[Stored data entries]
□ □ □ □ □
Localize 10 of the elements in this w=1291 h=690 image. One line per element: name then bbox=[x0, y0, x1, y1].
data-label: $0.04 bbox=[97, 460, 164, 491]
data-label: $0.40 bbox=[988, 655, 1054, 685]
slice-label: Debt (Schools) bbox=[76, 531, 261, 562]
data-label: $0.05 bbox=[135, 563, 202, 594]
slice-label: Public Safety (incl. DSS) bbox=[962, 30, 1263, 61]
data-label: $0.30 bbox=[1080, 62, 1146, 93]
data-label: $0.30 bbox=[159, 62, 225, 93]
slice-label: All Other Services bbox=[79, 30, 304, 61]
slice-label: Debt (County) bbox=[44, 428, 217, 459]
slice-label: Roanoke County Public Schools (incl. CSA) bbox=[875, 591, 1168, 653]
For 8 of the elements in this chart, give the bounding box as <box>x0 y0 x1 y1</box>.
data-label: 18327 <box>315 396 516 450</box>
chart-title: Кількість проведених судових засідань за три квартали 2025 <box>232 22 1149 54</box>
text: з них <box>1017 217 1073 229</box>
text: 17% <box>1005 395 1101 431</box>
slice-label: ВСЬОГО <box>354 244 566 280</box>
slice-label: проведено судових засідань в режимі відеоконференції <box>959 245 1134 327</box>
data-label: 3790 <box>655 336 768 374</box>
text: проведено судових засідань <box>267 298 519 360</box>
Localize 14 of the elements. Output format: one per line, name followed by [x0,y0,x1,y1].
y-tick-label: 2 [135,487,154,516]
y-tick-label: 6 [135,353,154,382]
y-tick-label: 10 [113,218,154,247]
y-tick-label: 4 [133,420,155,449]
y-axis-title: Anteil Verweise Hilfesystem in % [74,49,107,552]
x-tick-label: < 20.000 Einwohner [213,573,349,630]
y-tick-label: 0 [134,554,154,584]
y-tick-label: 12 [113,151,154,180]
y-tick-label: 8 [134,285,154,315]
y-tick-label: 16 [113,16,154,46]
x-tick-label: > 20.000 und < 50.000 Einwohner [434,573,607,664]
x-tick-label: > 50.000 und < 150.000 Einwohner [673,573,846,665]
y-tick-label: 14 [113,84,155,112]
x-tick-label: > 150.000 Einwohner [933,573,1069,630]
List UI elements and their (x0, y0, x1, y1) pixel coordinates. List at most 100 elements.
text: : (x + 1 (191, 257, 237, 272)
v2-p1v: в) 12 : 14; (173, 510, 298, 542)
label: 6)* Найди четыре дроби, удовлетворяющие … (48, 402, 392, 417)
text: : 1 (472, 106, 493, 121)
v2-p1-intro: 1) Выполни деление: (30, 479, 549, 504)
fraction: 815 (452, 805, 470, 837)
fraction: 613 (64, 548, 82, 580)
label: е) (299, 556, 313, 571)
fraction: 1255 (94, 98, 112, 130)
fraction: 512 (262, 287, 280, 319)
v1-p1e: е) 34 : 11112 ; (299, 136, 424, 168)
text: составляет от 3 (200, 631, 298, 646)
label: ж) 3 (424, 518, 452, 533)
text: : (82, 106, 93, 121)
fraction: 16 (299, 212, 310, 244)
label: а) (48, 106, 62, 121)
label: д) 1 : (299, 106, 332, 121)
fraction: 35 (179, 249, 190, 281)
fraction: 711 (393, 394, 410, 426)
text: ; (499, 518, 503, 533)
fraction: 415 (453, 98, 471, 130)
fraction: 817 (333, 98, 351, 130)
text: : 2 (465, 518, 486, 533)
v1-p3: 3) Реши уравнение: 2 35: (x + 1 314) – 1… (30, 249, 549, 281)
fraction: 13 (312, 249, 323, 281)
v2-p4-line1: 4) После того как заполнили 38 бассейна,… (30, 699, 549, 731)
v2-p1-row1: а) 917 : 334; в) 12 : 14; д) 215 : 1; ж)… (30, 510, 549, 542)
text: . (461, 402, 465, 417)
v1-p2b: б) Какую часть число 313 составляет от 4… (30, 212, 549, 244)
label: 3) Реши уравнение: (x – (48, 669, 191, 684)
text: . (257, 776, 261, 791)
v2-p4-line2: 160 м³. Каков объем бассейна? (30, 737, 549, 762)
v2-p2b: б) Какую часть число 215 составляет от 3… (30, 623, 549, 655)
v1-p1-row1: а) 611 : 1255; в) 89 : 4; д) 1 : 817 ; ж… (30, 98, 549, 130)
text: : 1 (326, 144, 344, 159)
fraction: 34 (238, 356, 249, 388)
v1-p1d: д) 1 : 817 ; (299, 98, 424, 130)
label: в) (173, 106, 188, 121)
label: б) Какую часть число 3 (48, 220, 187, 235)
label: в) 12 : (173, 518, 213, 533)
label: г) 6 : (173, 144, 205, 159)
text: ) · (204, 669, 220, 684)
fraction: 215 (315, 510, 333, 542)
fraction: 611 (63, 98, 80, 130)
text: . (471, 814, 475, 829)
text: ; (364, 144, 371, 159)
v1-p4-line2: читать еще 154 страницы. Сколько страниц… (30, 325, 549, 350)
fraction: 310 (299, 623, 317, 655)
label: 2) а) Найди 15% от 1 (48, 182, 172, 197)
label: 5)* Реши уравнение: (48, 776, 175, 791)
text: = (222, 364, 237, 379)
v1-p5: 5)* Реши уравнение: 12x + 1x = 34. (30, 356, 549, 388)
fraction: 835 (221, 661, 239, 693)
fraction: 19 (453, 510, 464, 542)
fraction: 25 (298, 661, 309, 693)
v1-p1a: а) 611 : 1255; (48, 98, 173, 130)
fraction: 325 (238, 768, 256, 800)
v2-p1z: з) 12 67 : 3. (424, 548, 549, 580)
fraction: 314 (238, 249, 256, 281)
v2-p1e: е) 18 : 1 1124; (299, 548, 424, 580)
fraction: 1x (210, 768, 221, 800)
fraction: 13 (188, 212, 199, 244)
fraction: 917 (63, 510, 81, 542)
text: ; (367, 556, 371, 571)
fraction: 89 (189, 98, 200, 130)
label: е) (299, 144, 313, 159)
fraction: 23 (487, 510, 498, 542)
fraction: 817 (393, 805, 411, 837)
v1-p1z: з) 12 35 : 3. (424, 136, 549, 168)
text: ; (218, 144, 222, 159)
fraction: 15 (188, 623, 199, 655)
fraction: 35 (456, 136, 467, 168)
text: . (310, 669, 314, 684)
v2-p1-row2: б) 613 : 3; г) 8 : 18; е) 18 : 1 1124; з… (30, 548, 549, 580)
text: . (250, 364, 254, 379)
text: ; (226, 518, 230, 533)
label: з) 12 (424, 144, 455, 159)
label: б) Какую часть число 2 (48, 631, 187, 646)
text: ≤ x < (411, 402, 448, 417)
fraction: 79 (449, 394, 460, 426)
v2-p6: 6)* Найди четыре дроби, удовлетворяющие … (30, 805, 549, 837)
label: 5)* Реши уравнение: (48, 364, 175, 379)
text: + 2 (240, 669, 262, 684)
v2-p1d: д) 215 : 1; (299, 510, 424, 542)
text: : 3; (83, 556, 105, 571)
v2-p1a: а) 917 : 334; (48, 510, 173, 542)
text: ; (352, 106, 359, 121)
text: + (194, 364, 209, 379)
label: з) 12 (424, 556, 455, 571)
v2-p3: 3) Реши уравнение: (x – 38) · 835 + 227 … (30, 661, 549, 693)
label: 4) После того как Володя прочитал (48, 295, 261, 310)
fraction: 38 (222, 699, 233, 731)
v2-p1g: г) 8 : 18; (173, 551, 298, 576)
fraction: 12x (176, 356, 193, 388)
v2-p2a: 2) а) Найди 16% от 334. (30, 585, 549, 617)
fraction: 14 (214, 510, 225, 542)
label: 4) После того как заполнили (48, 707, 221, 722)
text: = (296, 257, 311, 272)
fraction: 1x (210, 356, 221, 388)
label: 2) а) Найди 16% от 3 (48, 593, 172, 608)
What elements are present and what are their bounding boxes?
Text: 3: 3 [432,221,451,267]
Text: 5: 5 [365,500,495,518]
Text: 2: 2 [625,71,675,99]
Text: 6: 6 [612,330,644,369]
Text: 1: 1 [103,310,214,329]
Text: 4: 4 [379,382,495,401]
□ □ □ □ □
◆ **Work to do**
Can you format the material as a JSON list of strings, one string per line, starting with its first line and going on through the line containing "slice-label: All Other", both included, with blank lines left out?

◆ **Finished task**
[
  "Localize 10 of the elements in this w=1291 h=690 image. One line per element: name then bbox=[x0, y0, x1, y1].",
  "data-label: $0.04 bbox=[97, 460, 164, 491]",
  "data-label: $0.40 bbox=[988, 655, 1054, 685]",
  "slice-label: Debt (Schools) bbox=[76, 531, 261, 562]",
  "data-label: $0.05 bbox=[135, 563, 202, 594]",
  "slice-label: Public Safety (incl. DSS) bbox=[962, 30, 1263, 61]",
  "data-label: $0.30 bbox=[1080, 62, 1146, 93]",
  "data-label: $0.30 bbox=[159, 62, 225, 93]",
  "slice-label: All Other Services bbox=[79, 30, 304, 61]"
]